[AIM OF THE EXERCISE] Find every line in the records below that holds the word "title", and copy it out.

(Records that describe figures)
— Begin —

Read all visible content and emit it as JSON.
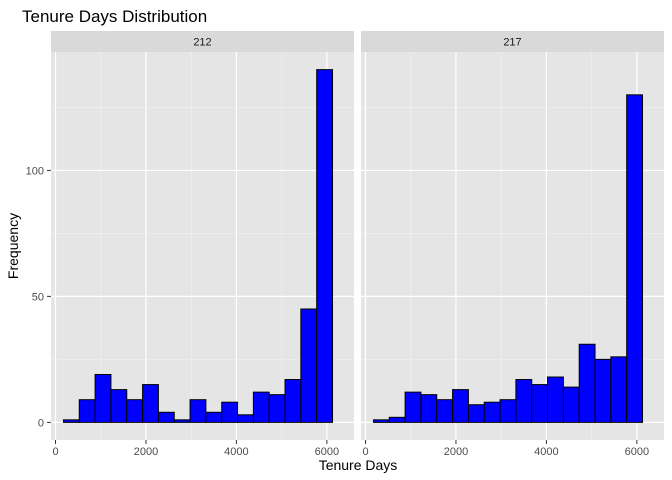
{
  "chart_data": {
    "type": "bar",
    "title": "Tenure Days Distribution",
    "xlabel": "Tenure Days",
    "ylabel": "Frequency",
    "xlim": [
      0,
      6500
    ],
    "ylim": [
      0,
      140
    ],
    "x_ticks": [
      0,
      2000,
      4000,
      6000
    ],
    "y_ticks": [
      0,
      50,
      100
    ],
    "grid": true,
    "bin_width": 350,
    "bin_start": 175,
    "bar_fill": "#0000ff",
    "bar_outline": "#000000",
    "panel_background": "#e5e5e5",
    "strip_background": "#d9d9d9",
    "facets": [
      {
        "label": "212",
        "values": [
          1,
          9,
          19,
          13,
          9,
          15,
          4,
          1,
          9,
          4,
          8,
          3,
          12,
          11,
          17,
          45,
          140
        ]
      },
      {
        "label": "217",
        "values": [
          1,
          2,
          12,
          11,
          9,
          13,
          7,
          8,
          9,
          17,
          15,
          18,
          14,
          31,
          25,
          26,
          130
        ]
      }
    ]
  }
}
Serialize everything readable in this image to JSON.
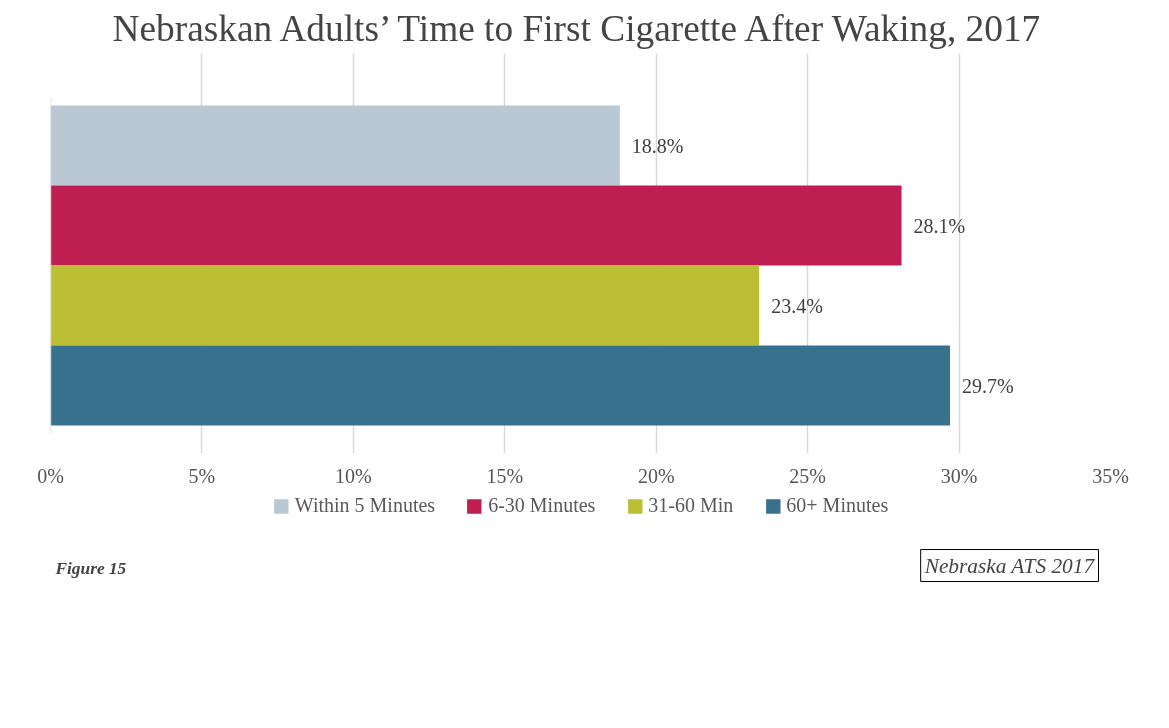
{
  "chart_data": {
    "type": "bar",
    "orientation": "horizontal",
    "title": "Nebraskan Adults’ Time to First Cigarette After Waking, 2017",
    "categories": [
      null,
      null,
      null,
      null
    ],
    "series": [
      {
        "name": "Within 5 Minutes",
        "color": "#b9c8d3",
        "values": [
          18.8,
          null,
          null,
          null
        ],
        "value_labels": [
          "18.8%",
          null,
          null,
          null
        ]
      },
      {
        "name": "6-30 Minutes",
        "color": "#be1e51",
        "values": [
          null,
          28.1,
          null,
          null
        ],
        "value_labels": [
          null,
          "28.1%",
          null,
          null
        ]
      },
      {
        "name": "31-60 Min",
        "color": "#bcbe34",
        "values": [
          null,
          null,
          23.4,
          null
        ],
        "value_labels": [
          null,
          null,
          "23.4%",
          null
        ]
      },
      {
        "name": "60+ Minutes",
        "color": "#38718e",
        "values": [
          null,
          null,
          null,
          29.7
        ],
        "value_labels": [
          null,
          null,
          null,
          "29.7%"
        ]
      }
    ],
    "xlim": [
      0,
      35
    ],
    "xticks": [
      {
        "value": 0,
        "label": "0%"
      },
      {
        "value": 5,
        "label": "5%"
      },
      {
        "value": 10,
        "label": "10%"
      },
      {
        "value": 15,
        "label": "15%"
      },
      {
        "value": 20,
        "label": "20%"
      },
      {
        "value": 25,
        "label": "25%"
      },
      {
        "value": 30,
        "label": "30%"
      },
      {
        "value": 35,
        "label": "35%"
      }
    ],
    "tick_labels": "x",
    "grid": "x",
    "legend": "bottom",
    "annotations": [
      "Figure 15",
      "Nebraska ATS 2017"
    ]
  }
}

— End —

[EXERCISE OUTPUT]
    "title": "Tenure Days Distribution",
    "title": "Nebraskan Adults’ Time to First Cigarette After Waking, 2017",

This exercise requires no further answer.